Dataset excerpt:
— Start —

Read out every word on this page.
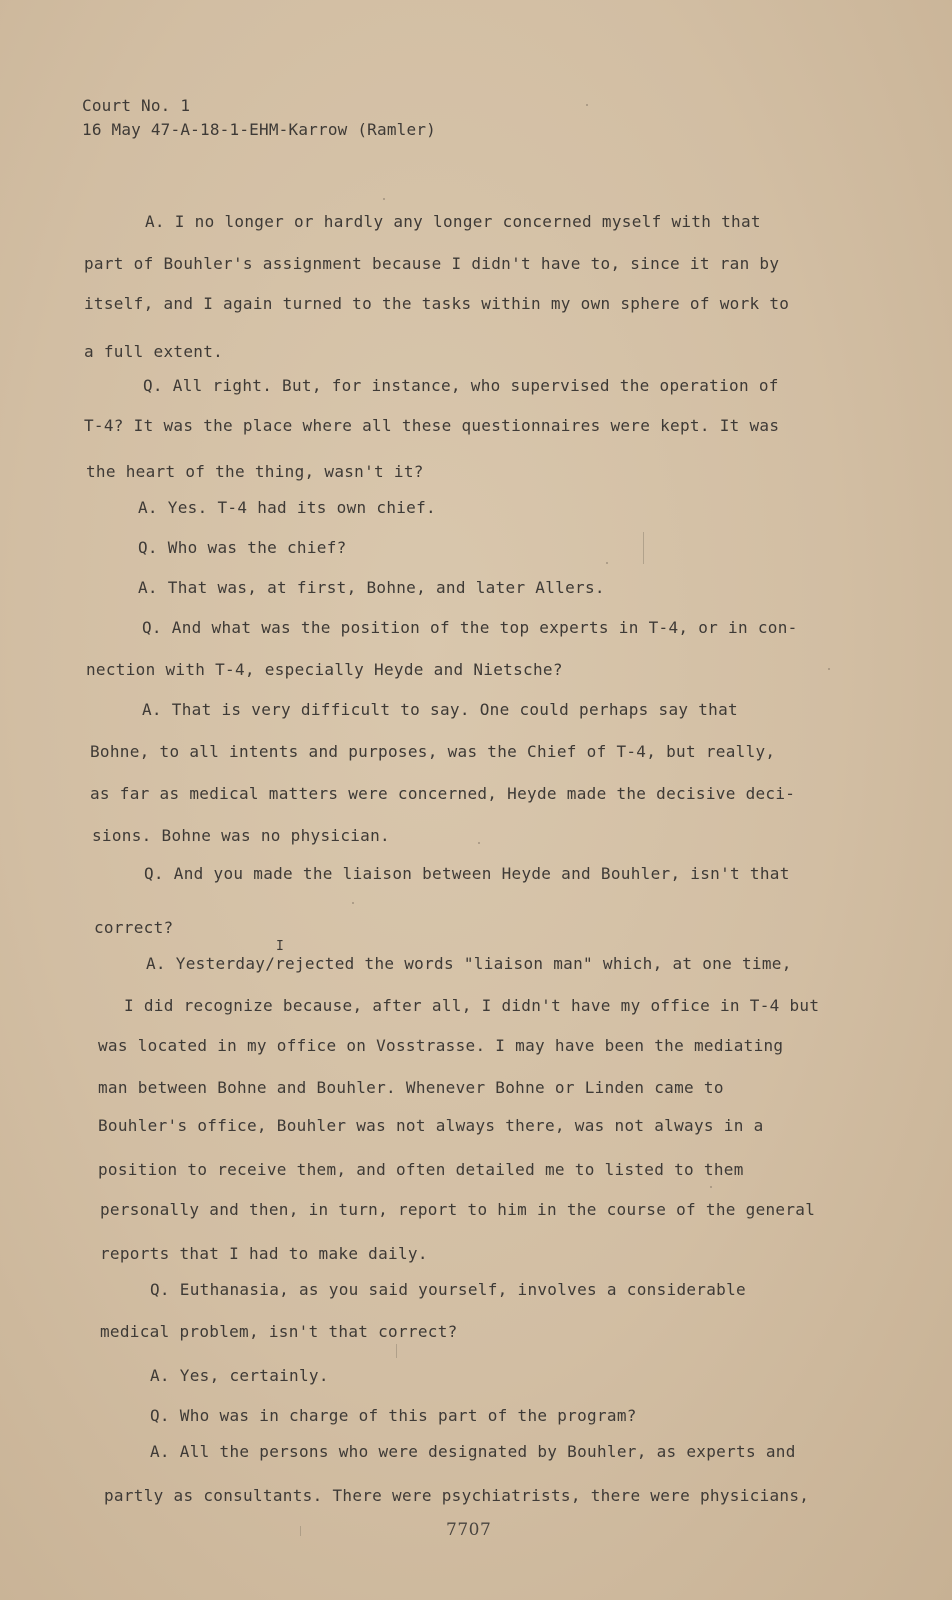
Court No. 1
16 May 47-A-18-1-EHM-Karrow (Ramler)
A. I no longer or hardly any longer concerned myself with that
part of Bouhler's assignment because I didn't have to, since it ran by
itself, and I again turned to the tasks within my own sphere of work to
a full extent.
Q. All right. But, for instance, who supervised the operation of
T-4? It was the place where all these questionnaires were kept. It was
the heart of the thing, wasn't it?
A. Yes. T-4 had its own chief.
Q. Who was the chief?
A. That was, at first, Bohne, and later Allers.
Q. And what was the position of the top experts in T-4, or in con-
nection with T-4, especially Heyde and Nietsche?
A. That is very difficult to say. One could perhaps say that
Bohne, to all intents and purposes, was the Chief of T-4, but really,
as far as medical matters were concerned, Heyde made the decisive deci-
sions. Bohne was no physician.
Q. And you made the liaison between Heyde and Bouhler, isn't that
correct?
I
A. Yesterday/rejected the words "liaison man" which, at one time,
I did recognize because, after all, I didn't have my office in T-4 but
was located in my office on Vosstrasse. I may have been the mediating
man between Bohne and Bouhler. Whenever Bohne or Linden came to
Bouhler's office, Bouhler was not always there, was not always in a
position to receive them, and often detailed me to listed to them
personally and then, in turn, report to him in the course of the general
reports that I had to make daily.
Q. Euthanasia, as you said yourself, involves a considerable
medical problem, isn't that correct?
A. Yes, certainly.
Q. Who was in charge of this part of the program?
A. All the persons who were designated by Bouhler, as experts and
partly as consultants. There were psychiatrists, there were physicians,
7707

— End —

What you should do: Transcribe each line above verbatim, with the pictures left out.

Answer in full:
Read out every word on this page.
Court No. 1
16 May 47-A-18-1-EHM-Karrow (Ramler)
A. I no longer or hardly any longer concerned myself with that
part of Bouhler's assignment because I didn't have to, since it ran by
itself, and I again turned to the tasks within my own sphere of work to
a full extent.
Q. All right. But, for instance, who supervised the operation of
T-4? It was the place where all these questionnaires were kept. It was
the heart of the thing, wasn't it?
A. Yes. T-4 had its own chief.
Q. Who was the chief?
A. That was, at first, Bohne, and later Allers.
Q. And what was the position of the top experts in T-4, or in con-
nection with T-4, especially Heyde and Nietsche?
A. That is very difficult to say. One could perhaps say that
Bohne, to all intents and purposes, was the Chief of T-4, but really,
as far as medical matters were concerned, Heyde made the decisive deci-
sions. Bohne was no physician.
Q. And you made the liaison between Heyde and Bouhler, isn't that
correct?
I
A. Yesterday/rejected the words "liaison man" which, at one time,
I did recognize because, after all, I didn't have my office in T-4 but
was located in my office on Vosstrasse. I may have been the mediating
man between Bohne and Bouhler. Whenever Bohne or Linden came to
Bouhler's office, Bouhler was not always there, was not always in a
position to receive them, and often detailed me to listed to them
personally and then, in turn, report to him in the course of the general
reports that I had to make daily.
Q. Euthanasia, as you said yourself, involves a considerable
medical problem, isn't that correct?
A. Yes, certainly.
Q. Who was in charge of this part of the program?
A. All the persons who were designated by Bouhler, as experts and
partly as consultants. There were psychiatrists, there were physicians,
7707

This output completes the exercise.